* Begin RECORDS PROVIDED *

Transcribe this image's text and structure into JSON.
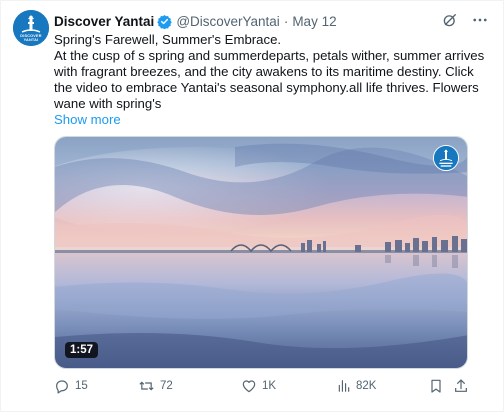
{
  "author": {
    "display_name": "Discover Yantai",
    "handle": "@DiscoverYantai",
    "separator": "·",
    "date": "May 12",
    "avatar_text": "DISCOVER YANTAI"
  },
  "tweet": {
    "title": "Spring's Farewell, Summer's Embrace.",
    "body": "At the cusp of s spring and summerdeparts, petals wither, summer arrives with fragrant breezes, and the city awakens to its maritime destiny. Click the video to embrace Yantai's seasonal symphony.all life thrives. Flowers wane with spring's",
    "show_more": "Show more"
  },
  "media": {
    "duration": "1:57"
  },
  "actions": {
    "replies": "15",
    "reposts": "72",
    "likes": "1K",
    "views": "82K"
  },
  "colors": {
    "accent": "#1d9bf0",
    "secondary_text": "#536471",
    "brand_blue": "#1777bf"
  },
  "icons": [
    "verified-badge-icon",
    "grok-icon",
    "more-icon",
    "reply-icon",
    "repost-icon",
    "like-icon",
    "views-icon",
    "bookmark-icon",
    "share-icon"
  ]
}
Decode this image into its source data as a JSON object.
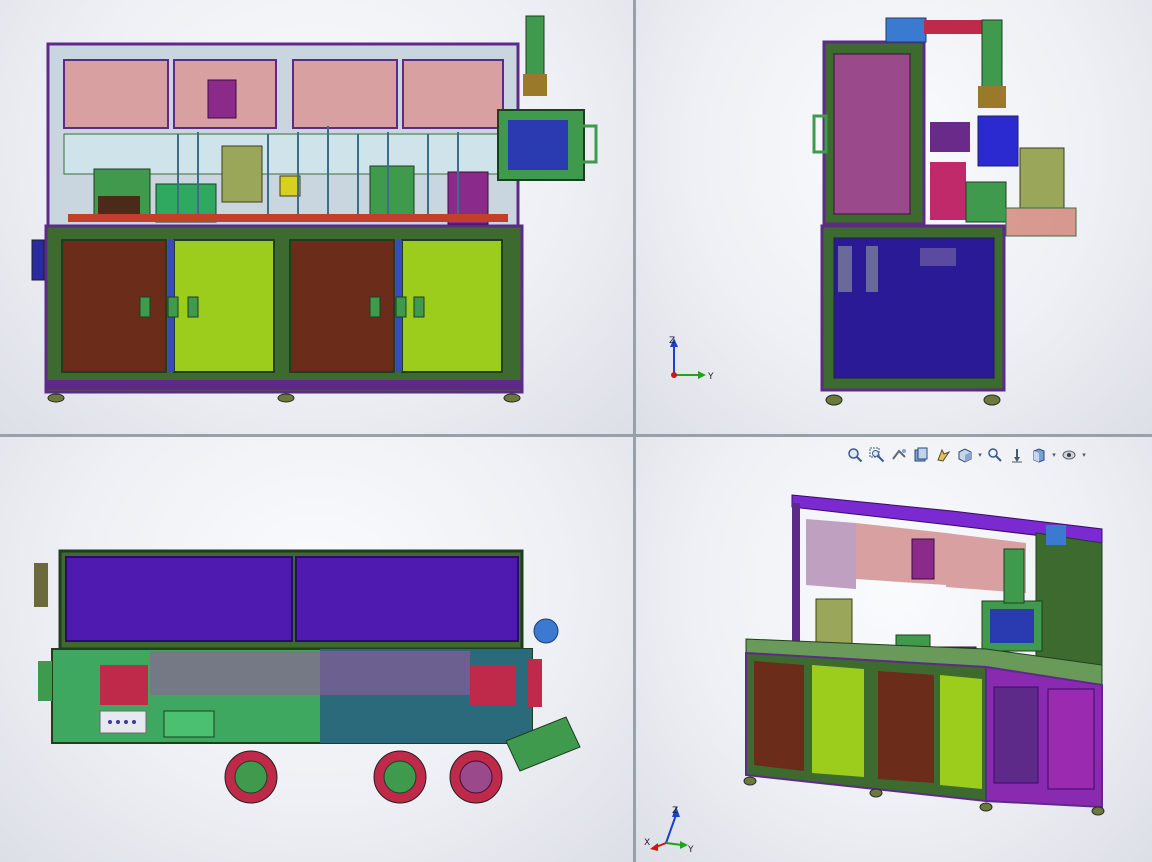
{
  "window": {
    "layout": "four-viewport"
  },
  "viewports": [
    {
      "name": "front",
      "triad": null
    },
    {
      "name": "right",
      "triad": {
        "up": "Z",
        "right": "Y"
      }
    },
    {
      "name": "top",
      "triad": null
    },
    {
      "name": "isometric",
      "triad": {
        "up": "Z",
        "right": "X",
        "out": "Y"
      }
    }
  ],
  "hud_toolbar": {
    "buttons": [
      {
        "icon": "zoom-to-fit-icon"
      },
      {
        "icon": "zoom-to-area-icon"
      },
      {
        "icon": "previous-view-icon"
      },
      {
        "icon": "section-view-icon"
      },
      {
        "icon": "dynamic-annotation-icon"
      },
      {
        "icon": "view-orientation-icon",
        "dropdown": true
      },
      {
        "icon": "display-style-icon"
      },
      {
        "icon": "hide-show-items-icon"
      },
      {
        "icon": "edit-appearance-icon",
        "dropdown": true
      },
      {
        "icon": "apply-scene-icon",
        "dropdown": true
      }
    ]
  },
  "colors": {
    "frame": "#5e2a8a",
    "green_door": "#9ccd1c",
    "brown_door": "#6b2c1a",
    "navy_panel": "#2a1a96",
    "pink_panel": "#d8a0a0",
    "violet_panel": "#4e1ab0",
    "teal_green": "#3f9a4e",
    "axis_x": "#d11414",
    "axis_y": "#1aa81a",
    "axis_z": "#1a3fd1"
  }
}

* End RECORDS PROVIDED *

### AIM OF THE TASK
Where a line of the entries contains the word "JSON", copy that line.

### RESULT
Transcribe this image's text and structure into JSON.
Decode this image into its source data as a JSON object.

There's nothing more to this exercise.